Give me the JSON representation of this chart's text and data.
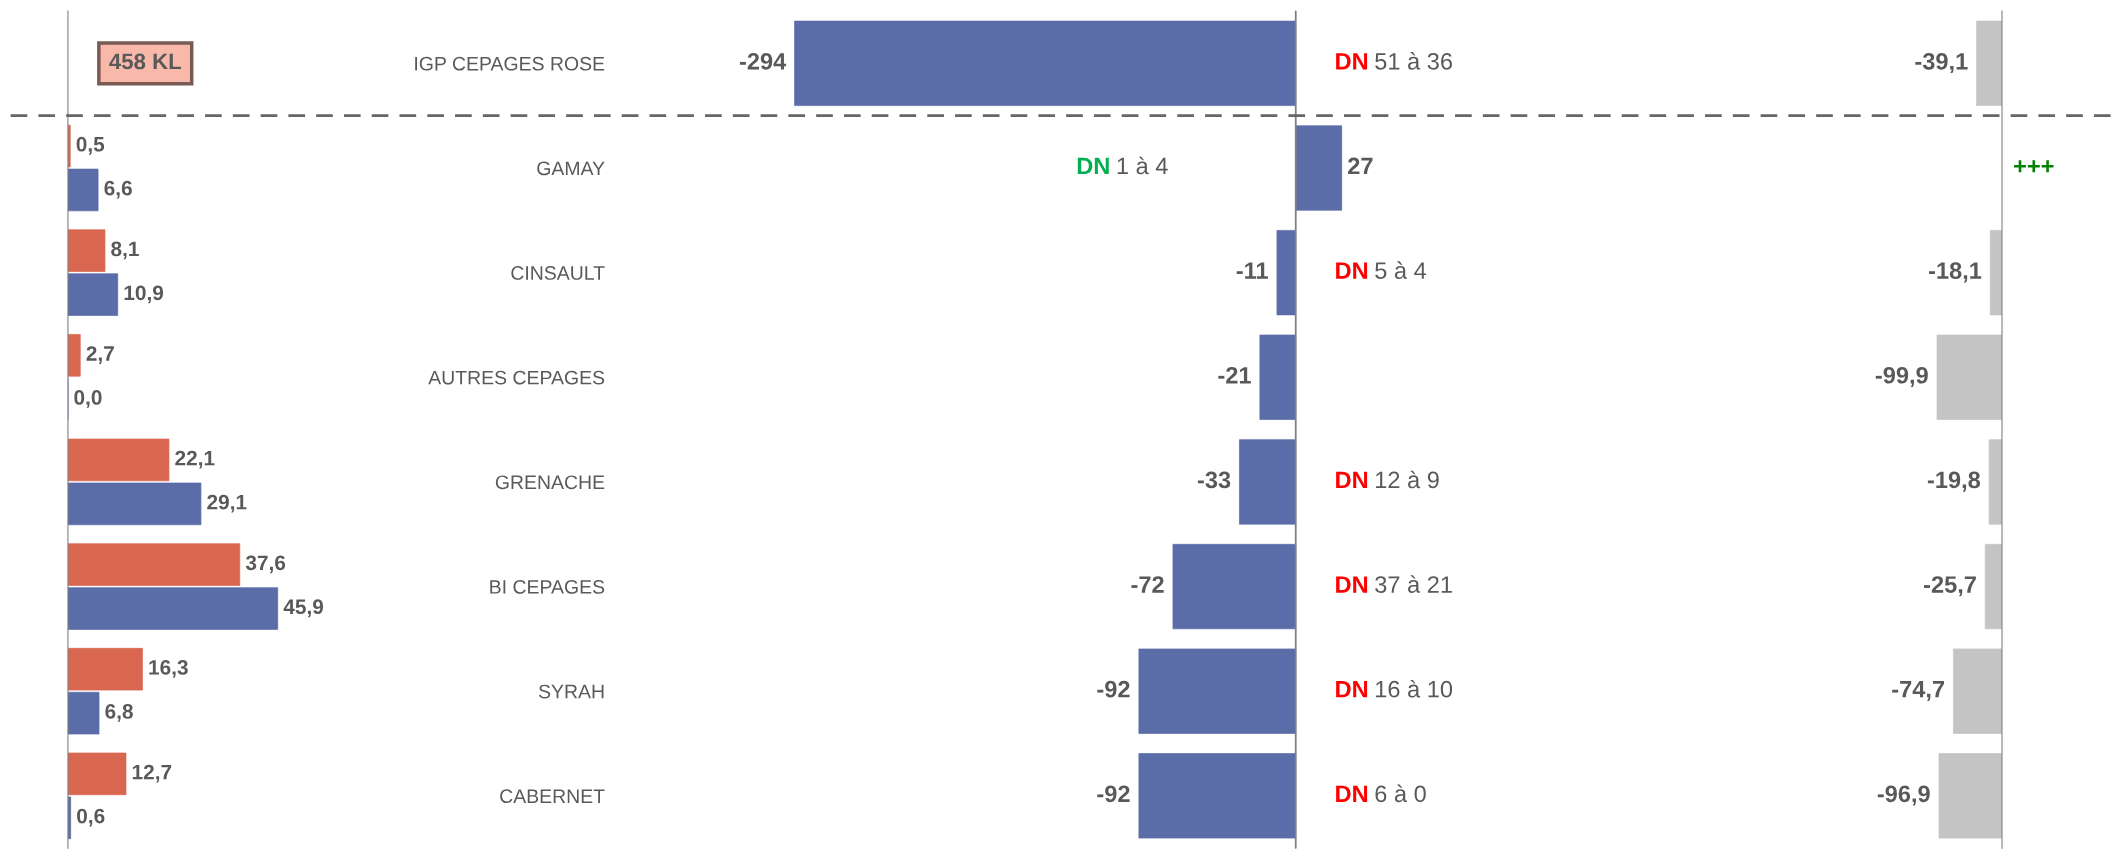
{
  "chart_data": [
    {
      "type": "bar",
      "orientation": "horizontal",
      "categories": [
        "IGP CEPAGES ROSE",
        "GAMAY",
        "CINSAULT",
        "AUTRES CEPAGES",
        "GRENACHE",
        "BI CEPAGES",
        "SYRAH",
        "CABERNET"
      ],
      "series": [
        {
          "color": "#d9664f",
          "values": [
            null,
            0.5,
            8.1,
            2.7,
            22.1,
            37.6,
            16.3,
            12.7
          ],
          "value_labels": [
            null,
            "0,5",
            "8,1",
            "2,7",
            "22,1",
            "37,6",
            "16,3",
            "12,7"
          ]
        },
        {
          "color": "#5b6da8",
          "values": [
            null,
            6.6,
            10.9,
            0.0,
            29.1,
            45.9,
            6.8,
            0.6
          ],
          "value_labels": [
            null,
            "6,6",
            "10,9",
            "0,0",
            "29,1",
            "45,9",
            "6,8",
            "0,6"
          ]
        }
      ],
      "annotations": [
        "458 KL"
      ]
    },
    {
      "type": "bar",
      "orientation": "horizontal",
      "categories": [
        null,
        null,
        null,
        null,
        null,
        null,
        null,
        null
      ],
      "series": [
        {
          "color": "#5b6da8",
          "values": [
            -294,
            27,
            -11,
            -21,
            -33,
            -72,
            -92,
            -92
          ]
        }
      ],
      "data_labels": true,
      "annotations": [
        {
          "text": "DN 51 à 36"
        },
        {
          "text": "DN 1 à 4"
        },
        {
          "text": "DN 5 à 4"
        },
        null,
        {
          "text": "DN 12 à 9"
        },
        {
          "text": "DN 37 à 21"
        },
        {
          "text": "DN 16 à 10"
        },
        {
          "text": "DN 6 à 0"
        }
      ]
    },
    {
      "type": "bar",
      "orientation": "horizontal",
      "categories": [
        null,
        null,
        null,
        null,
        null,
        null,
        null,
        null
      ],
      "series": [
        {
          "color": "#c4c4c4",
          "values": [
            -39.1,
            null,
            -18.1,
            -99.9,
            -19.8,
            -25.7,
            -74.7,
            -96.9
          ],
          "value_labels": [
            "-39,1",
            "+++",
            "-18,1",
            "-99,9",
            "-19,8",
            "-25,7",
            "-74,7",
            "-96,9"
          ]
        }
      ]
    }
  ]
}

* * *

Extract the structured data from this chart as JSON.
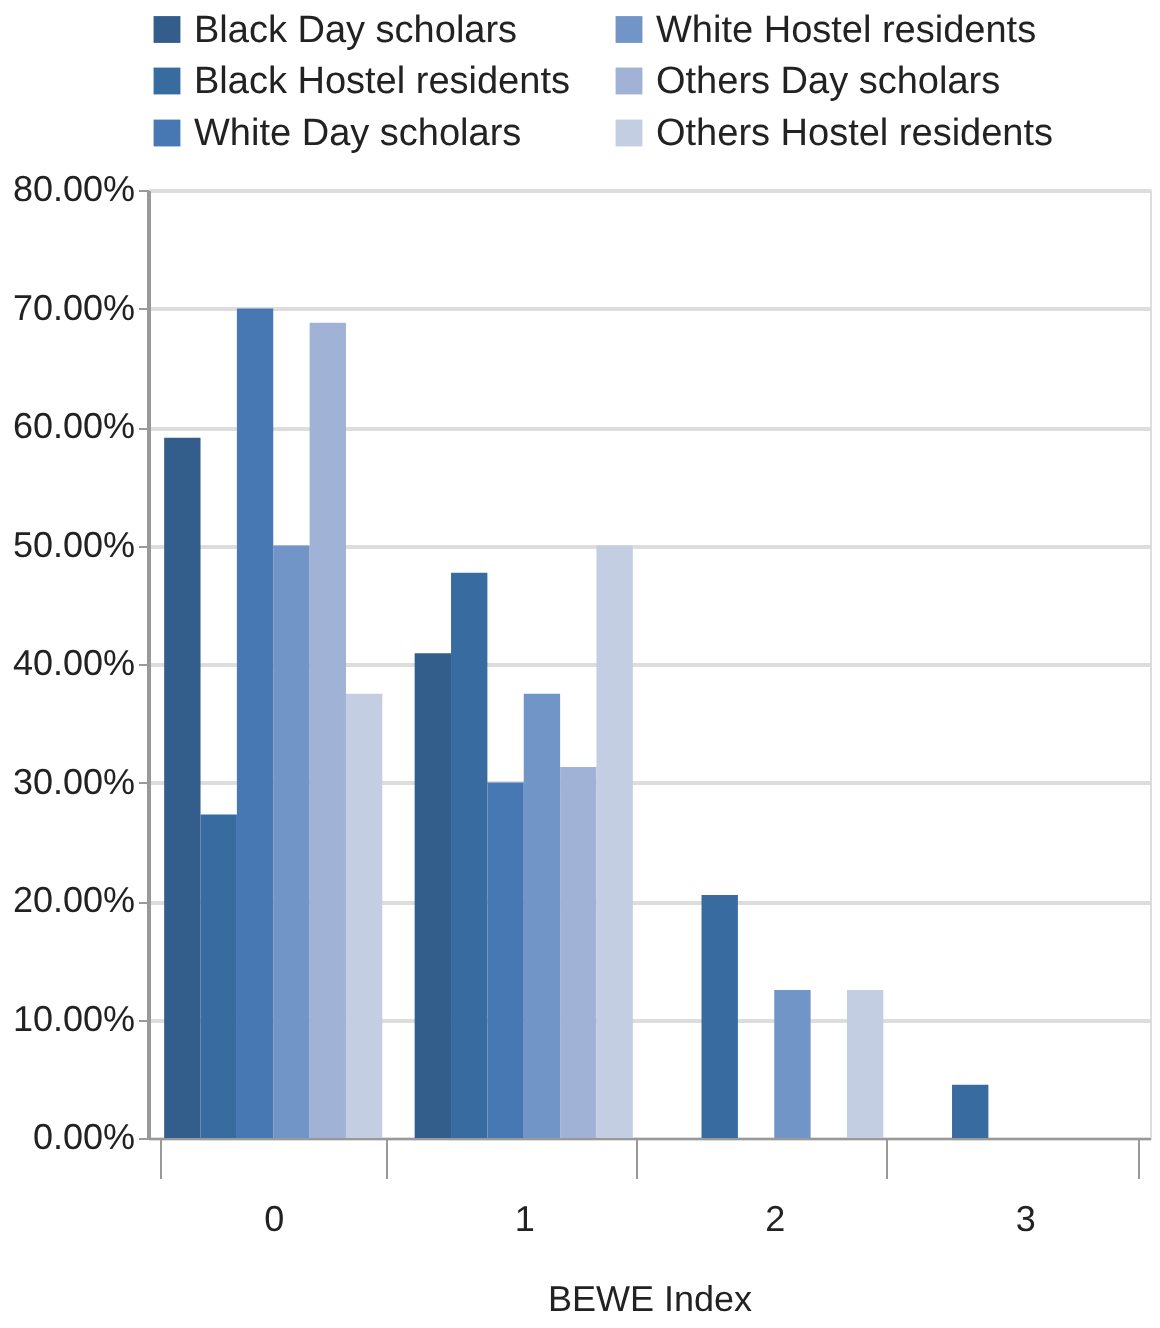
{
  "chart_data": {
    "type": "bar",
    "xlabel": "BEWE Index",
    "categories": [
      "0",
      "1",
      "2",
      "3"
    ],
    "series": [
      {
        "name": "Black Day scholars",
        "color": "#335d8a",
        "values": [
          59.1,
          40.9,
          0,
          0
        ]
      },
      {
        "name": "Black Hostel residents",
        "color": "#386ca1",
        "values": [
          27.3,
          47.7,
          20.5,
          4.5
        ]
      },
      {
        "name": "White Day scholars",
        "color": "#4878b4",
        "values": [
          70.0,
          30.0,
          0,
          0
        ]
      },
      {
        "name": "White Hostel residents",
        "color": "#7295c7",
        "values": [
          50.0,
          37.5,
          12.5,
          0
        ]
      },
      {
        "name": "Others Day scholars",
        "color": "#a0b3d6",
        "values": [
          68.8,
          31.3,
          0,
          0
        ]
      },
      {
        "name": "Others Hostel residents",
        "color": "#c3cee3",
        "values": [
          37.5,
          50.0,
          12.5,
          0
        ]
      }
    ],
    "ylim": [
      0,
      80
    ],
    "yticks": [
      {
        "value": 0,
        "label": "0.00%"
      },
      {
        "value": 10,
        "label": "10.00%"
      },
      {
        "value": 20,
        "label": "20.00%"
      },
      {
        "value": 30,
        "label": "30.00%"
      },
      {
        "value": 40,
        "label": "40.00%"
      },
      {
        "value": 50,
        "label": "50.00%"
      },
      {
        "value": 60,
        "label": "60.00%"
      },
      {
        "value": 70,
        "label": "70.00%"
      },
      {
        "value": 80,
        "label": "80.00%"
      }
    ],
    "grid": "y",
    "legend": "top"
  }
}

- **Description of the task**
All lines in the data that contain the word "CEPAGES" should be copied.

- **Exercise output**
        "IGP CEPAGES ROSE",
        "AUTRES CEPAGES",
        "BI CEPAGES",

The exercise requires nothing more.